**TASK DATA**
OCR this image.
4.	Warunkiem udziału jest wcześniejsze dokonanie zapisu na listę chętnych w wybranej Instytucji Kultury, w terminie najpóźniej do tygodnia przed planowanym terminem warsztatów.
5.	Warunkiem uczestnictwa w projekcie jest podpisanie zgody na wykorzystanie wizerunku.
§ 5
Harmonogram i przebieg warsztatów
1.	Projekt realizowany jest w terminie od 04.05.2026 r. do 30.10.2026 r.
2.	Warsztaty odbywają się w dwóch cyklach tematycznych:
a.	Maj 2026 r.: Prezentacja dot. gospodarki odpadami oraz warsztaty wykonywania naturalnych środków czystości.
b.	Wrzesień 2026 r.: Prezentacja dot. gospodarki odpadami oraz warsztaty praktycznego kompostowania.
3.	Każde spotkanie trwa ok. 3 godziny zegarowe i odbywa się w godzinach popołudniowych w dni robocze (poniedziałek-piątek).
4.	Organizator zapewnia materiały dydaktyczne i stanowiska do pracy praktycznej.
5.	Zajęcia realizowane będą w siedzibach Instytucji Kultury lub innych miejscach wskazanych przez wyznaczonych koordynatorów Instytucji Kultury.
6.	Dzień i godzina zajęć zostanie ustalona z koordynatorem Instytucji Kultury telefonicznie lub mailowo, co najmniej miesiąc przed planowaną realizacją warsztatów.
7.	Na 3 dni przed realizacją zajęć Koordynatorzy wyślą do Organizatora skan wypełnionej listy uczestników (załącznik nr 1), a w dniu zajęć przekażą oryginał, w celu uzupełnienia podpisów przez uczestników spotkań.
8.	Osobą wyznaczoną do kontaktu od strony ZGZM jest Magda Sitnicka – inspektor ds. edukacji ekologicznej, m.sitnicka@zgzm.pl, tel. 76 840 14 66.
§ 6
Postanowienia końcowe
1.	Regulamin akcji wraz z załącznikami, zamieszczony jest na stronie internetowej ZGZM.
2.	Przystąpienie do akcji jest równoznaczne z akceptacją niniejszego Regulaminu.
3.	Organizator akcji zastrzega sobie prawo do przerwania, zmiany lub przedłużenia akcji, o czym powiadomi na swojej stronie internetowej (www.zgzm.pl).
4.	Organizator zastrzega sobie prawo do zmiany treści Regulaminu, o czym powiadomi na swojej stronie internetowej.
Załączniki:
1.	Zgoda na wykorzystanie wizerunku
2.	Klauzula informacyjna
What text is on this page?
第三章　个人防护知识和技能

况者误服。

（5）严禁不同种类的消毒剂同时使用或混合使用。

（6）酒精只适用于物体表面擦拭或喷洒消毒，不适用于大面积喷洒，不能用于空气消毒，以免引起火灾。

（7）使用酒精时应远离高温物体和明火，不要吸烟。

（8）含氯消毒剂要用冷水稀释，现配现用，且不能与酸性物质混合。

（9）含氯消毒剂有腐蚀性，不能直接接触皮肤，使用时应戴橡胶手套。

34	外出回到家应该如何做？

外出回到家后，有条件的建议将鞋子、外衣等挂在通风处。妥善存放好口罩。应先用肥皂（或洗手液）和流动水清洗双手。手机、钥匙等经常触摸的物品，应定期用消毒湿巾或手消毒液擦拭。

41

**WHAT NEEDS TO BE DONE**
Above are the records; copy every line in them that holds the word "gospodarki".

**ANSWER IN FULL**
a.	Maj 2026 r.: Prezentacja dot. gospodarki odpadami oraz warsztaty wykonywania naturalnych środków czystości.
b.	Wrzesień 2026 r.: Prezentacja dot. gospodarki odpadami oraz warsztaty praktycznego kompostowania.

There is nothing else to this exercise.